• _EXERCISE INSTRUCTIONS_: Output all lines exactly, with nothing added or dropped.

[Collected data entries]
*-*-*

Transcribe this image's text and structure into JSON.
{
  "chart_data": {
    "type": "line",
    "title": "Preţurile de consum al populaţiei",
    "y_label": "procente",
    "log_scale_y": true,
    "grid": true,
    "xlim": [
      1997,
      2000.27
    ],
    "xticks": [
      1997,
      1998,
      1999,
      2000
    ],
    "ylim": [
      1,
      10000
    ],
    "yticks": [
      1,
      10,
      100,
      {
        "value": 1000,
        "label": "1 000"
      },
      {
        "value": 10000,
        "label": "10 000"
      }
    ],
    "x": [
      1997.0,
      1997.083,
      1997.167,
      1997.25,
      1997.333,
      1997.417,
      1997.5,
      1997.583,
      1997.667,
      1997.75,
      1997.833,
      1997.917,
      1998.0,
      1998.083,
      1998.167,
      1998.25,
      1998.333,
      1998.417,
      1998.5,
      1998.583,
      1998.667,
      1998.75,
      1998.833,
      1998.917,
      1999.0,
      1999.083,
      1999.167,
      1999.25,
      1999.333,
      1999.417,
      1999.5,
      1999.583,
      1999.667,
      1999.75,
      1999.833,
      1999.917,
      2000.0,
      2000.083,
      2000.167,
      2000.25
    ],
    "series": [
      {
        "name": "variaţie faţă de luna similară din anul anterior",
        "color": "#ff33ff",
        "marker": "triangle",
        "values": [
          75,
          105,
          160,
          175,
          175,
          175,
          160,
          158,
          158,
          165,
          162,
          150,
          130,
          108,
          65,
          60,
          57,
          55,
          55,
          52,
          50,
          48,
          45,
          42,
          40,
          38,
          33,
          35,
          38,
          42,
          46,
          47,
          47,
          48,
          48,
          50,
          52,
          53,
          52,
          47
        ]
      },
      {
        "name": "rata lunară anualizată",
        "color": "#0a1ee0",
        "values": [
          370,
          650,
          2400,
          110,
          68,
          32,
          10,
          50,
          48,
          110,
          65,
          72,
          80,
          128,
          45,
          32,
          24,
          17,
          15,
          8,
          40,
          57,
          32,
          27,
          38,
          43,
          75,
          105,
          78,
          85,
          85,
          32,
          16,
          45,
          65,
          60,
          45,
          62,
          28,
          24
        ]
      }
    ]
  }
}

*-*-*

• _TASK RESULT_:
Transcribe this image's text and structure into JSON.
{
  "chart_data": {
    "type": "line",
    "title": "Preţurile de consum al populaţiei",
    "y_label": "procente",
    "log_scale_y": true,
    "grid": true,
    "xlim": [
      1997,
      2000.27
    ],
    "xticks": [
      1997,
      1998,
      1999,
      2000
    ],
    "ylim": [
      1,
      10000
    ],
    "yticks": [
      1,
      10,
      100,
      {
        "value": 1000,
        "label": "1 000"
      },
      {
        "value": 10000,
        "label": "10 000"
      }
    ],
    "x": [
      1997.0,
      1997.083,
      1997.167,
      1997.25,
      1997.333,
      1997.417,
      1997.5,
      1997.583,
      1997.667,
      1997.75,
      1997.833,
      1997.917,
      1998.0,
      1998.083,
      1998.167,
      1998.25,
      1998.333,
      1998.417,
      1998.5,
      1998.583,
      1998.667,
      1998.75,
      1998.833,
      1998.917,
      1999.0,
      1999.083,
      1999.167,
      1999.25,
      1999.333,
      1999.417,
      1999.5,
      1999.583,
      1999.667,
      1999.75,
      1999.833,
      1999.917,
      2000.0,
      2000.083,
      2000.167,
      2000.25
    ],
    "series": [
      {
        "name": "variaţie faţă de luna similară din anul anterior",
        "color": "#ff33ff",
        "marker": "triangle",
        "values": [
          75,
          105,
          160,
          175,
          175,
          175,
          160,
          158,
          158,
          165,
          162,
          150,
          130,
          108,
          65,
          60,
          57,
          55,
          55,
          52,
          50,
          48,
          45,
          42,
          40,
          38,
          33,
          35,
          38,
          42,
          46,
          47,
          47,
          48,
          48,
          50,
          52,
          53,
          52,
          47
        ]
      },
      {
        "name": "rata lunară anualizată",
        "color": "#0a1ee0",
        "values": [
          370,
          650,
          2400,
          110,
          68,
          32,
          10,
          50,
          48,
          110,
          65,
          72,
          80,
          128,
          45,
          32,
          24,
          17,
          15,
          8,
          40,
          57,
          32,
          27,
          38,
          43,
          75,
          105,
          78,
          85,
          85,
          32,
          16,
          45,
          65,
          60,
          45,
          62,
          28,
          24
        ]
      }
    ]
  }
}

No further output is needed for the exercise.